* [Directions]: Extract all lines containing "color".

* [Data]:
◆ ◆ ◆ ◆ ◆
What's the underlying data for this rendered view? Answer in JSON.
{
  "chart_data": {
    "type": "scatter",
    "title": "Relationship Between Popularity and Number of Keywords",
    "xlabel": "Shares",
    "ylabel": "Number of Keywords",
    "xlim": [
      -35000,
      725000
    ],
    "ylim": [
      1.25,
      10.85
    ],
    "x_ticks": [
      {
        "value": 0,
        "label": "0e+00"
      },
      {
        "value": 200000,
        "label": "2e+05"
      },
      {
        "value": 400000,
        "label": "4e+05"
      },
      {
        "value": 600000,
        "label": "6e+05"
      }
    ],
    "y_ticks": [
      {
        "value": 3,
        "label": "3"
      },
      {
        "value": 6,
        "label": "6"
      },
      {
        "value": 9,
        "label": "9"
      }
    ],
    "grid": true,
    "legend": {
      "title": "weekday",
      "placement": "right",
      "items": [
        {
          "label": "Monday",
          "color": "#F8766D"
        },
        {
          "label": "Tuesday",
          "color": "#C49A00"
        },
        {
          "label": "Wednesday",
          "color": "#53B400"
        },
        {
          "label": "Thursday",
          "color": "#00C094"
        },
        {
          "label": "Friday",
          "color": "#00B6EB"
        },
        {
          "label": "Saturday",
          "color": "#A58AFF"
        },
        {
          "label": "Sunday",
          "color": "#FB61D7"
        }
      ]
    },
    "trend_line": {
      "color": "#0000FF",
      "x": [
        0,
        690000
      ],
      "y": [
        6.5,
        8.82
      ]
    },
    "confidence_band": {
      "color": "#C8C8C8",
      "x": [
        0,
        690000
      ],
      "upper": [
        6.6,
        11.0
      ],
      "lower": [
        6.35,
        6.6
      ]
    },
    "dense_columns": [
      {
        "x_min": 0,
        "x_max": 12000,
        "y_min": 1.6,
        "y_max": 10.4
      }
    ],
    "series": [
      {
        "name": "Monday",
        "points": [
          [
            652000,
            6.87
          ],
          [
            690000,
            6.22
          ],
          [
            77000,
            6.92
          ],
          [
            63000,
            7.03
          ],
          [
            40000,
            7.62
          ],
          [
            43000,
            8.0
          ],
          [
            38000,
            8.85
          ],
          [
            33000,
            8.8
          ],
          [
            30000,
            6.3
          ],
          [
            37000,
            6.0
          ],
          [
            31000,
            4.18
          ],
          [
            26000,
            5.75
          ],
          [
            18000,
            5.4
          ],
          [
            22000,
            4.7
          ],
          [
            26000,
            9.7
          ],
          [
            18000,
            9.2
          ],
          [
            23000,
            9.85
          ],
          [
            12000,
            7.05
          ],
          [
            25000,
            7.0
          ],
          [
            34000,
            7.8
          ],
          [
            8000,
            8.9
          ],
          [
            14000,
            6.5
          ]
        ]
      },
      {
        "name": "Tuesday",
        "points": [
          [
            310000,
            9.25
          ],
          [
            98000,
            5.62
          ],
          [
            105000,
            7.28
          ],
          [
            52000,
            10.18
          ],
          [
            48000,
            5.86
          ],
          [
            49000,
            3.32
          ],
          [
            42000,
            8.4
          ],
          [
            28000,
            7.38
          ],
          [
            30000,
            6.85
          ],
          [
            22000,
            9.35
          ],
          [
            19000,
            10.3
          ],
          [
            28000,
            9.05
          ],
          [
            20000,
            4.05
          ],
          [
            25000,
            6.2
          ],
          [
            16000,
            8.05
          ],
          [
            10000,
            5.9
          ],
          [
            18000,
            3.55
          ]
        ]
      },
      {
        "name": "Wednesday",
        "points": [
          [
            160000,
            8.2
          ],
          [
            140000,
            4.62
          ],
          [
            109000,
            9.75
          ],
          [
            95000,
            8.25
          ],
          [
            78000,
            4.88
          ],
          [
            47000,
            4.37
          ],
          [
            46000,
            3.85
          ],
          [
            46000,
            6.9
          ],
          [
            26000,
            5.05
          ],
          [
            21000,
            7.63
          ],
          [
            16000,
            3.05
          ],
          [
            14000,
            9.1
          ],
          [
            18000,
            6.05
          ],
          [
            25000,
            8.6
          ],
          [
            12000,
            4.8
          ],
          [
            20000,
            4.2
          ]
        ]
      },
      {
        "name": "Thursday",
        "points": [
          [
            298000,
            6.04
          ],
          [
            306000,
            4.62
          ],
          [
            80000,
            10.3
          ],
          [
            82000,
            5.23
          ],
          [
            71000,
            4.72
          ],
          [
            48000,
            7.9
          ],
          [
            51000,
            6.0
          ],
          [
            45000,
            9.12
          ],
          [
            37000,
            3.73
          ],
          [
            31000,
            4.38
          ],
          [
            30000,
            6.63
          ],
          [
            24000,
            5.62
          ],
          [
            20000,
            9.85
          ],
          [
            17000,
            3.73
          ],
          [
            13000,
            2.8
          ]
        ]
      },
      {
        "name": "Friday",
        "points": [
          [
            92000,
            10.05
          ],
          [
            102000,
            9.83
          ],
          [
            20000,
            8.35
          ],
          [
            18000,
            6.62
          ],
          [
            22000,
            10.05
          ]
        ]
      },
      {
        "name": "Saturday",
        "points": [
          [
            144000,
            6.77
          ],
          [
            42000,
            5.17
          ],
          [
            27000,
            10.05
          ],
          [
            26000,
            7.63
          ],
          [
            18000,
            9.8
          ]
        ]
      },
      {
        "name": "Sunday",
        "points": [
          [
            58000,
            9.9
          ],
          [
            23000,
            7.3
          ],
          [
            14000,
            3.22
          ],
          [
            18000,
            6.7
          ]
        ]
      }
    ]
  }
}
◆ ◆ ◆ ◆ ◆
* [Exercise answer]:
          "color": "#F8766D"
          "color": "#C49A00"
          "color": "#53B400"
          "color": "#00C094"
          "color": "#00B6EB"
          "color": "#A58AFF"
          "color": "#FB61D7"
      "color": "#0000FF",
      "color": "#C8C8C8",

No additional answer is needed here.